◆ ENTRIES SUPPLIED ◆
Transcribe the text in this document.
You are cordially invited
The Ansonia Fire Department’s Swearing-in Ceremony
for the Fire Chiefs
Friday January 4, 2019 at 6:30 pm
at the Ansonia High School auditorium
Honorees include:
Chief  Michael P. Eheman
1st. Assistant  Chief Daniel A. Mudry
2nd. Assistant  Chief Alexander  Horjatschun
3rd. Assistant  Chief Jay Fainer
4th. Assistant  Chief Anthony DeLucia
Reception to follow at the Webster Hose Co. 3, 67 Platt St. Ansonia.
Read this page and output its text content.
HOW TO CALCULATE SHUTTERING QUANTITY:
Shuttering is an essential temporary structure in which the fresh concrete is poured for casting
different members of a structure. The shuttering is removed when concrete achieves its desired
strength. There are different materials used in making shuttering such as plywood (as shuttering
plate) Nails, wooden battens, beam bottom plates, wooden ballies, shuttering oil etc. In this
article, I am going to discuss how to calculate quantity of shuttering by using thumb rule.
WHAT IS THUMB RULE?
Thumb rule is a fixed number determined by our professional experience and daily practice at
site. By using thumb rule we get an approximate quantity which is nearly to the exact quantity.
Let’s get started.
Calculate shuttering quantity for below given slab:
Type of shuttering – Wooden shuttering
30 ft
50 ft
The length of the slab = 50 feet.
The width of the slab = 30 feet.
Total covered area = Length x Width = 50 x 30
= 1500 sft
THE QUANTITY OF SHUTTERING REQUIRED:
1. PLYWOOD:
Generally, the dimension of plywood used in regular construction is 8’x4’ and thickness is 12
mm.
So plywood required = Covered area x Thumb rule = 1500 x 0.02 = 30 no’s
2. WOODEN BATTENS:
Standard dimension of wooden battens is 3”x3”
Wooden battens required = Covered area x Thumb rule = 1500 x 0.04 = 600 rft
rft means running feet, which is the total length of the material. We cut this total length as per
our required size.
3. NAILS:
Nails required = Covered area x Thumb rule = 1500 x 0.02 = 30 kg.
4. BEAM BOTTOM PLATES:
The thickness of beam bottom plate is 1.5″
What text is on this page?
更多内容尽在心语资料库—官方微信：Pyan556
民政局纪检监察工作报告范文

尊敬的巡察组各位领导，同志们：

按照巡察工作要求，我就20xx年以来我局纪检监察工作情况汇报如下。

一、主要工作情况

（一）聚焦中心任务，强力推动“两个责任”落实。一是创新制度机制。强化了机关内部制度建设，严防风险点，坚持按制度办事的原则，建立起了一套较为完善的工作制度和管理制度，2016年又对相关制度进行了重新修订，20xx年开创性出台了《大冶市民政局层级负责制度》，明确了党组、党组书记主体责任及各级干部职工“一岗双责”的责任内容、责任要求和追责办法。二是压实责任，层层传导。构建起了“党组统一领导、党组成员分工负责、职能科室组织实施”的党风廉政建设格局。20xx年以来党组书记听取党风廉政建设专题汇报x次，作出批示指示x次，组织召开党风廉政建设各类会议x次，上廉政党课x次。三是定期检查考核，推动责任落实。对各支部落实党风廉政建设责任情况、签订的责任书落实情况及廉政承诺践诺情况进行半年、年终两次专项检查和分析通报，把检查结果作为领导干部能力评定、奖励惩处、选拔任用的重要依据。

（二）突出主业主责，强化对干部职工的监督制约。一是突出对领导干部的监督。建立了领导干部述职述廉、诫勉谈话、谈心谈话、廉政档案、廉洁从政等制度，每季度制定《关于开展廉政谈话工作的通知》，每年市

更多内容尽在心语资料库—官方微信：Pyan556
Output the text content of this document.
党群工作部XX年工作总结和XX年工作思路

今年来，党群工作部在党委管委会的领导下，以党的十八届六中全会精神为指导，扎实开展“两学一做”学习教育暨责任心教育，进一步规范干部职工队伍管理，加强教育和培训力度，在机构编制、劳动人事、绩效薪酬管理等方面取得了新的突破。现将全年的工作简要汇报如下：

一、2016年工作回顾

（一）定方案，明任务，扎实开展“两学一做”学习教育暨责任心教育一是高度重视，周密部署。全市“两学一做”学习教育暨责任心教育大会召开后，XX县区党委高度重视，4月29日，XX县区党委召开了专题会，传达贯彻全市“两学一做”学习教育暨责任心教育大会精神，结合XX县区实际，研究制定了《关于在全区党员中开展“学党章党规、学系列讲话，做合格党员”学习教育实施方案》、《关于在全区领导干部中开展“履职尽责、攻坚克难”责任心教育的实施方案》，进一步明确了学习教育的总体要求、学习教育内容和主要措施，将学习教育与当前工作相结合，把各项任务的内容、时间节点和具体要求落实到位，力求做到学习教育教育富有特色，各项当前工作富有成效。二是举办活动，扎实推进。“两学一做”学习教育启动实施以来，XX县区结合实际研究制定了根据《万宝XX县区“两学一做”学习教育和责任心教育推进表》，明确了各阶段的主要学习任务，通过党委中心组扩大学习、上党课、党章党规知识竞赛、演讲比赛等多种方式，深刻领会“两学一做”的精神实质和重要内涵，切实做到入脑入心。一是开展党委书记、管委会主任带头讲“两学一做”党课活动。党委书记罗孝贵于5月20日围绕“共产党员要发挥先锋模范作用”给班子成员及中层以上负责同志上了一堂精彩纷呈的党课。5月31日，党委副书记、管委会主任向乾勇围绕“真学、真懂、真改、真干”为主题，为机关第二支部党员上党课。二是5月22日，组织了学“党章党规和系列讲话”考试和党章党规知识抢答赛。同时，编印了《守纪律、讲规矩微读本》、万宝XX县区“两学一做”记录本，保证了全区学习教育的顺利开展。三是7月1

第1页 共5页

◆ GIVEN PROBLEM ◆
Exactly as written, please output every entry.

◆ THE COMPLETED TASK ◆
Transcribe the text in this document.
You are cordially invited
The Ansonia Fire Department’s Swearing-in Ceremony
for the Fire Chiefs
Friday January 4, 2019 at 6:30 pm
at the Ansonia High School auditorium
Honorees include:
Chief  Michael P. Eheman
1st. Assistant  Chief Daniel A. Mudry
2nd. Assistant  Chief Alexander  Horjatschun
3rd. Assistant  Chief Jay Fainer
4th. Assistant  Chief Anthony DeLucia
Reception to follow at the Webster Hose Co. 3, 67 Platt St. Ansonia.
Read this page and output its text content.
HOW TO CALCULATE SHUTTERING QUANTITY:
Shuttering is an essential temporary structure in which the fresh concrete is poured for casting
different members of a structure. The shuttering is removed when concrete achieves its desired
strength. There are different materials used in making shuttering such as plywood (as shuttering
plate) Nails, wooden battens, beam bottom plates, wooden ballies, shuttering oil etc. In this
article, I am going to discuss how to calculate quantity of shuttering by using thumb rule.
WHAT IS THUMB RULE?
Thumb rule is a fixed number determined by our professional experience and daily practice at
site. By using thumb rule we get an approximate quantity which is nearly to the exact quantity.
Let’s get started.
Calculate shuttering quantity for below given slab:
Type of shuttering – Wooden shuttering
30 ft
50 ft
The length of the slab = 50 feet.
The width of the slab = 30 feet.
Total covered area = Length x Width = 50 x 30
= 1500 sft
THE QUANTITY OF SHUTTERING REQUIRED:
1. PLYWOOD:
Generally, the dimension of plywood used in regular construction is 8’x4’ and thickness is 12
mm.
So plywood required = Covered area x Thumb rule = 1500 x 0.02 = 30 no’s
2. WOODEN BATTENS:
Standard dimension of wooden battens is 3”x3”
Wooden battens required = Covered area x Thumb rule = 1500 x 0.04 = 600 rft
rft means running feet, which is the total length of the material. We cut this total length as per
our required size.
3. NAILS:
Nails required = Covered area x Thumb rule = 1500 x 0.02 = 30 kg.
4. BEAM BOTTOM PLATES:
The thickness of beam bottom plate is 1.5″
What text is on this page?
更多内容尽在心语资料库—官方微信：Pyan556
民政局纪检监察工作报告范文

尊敬的巡察组各位领导，同志们：

按照巡察工作要求，我就20xx年以来我局纪检监察工作情况汇报如下。

一、主要工作情况

（一）聚焦中心任务，强力推动“两个责任”落实。一是创新制度机制。强化了机关内部制度建设，严防风险点，坚持按制度办事的原则，建立起了一套较为完善的工作制度和管理制度，2016年又对相关制度进行了重新修订，20xx年开创性出台了《大冶市民政局层级负责制度》，明确了党组、党组书记主体责任及各级干部职工“一岗双责”的责任内容、责任要求和追责办法。二是压实责任，层层传导。构建起了“党组统一领导、党组成员分工负责、职能科室组织实施”的党风廉政建设格局。20xx年以来党组书记听取党风廉政建设专题汇报x次，作出批示指示x次，组织召开党风廉政建设各类会议x次，上廉政党课x次。三是定期检查考核，推动责任落实。对各支部落实党风廉政建设责任情况、签订的责任书落实情况及廉政承诺践诺情况进行半年、年终两次专项检查和分析通报，把检查结果作为领导干部能力评定、奖励惩处、选拔任用的重要依据。

（二）突出主业主责，强化对干部职工的监督制约。一是突出对领导干部的监督。建立了领导干部述职述廉、诫勉谈话、谈心谈话、廉政档案、廉洁从政等制度，每季度制定《关于开展廉政谈话工作的通知》，每年市

更多内容尽在心语资料库—官方微信：Pyan556
Output the text content of this document.
党群工作部XX年工作总结和XX年工作思路

今年来，党群工作部在党委管委会的领导下，以党的十八届六中全会精神为指导，扎实开展“两学一做”学习教育暨责任心教育，进一步规范干部职工队伍管理，加强教育和培训力度，在机构编制、劳动人事、绩效薪酬管理等方面取得了新的突破。现将全年的工作简要汇报如下：

一、2016年工作回顾

（一）定方案，明任务，扎实开展“两学一做”学习教育暨责任心教育一是高度重视，周密部署。全市“两学一做”学习教育暨责任心教育大会召开后，XX县区党委高度重视，4月29日，XX县区党委召开了专题会，传达贯彻全市“两学一做”学习教育暨责任心教育大会精神，结合XX县区实际，研究制定了《关于在全区党员中开展“学党章党规、学系列讲话，做合格党员”学习教育实施方案》、《关于在全区领导干部中开展“履职尽责、攻坚克难”责任心教育的实施方案》，进一步明确了学习教育的总体要求、学习教育内容和主要措施，将学习教育与当前工作相结合，把各项任务的内容、时间节点和具体要求落实到位，力求做到学习教育教育富有特色，各项当前工作富有成效。二是举办活动，扎实推进。“两学一做”学习教育启动实施以来，XX县区结合实际研究制定了根据《万宝XX县区“两学一做”学习教育和责任心教育推进表》，明确了各阶段的主要学习任务，通过党委中心组扩大学习、上党课、党章党规知识竞赛、演讲比赛等多种方式，深刻领会“两学一做”的精神实质和重要内涵，切实做到入脑入心。一是开展党委书记、管委会主任带头讲“两学一做”党课活动。党委书记罗孝贵于5月20日围绕“共产党员要发挥先锋模范作用”给班子成员及中层以上负责同志上了一堂精彩纷呈的党课。5月31日，党委副书记、管委会主任向乾勇围绕“真学、真懂、真改、真干”为主题，为机关第二支部党员上党课。二是5月22日，组织了学“党章党规和系列讲话”考试和党章党规知识抢答赛。同时，编印了《守纪律、讲规矩微读本》、万宝XX县区“两学一做”记录本，保证了全区学习教育的顺利开展。三是7月1

第1页 共5页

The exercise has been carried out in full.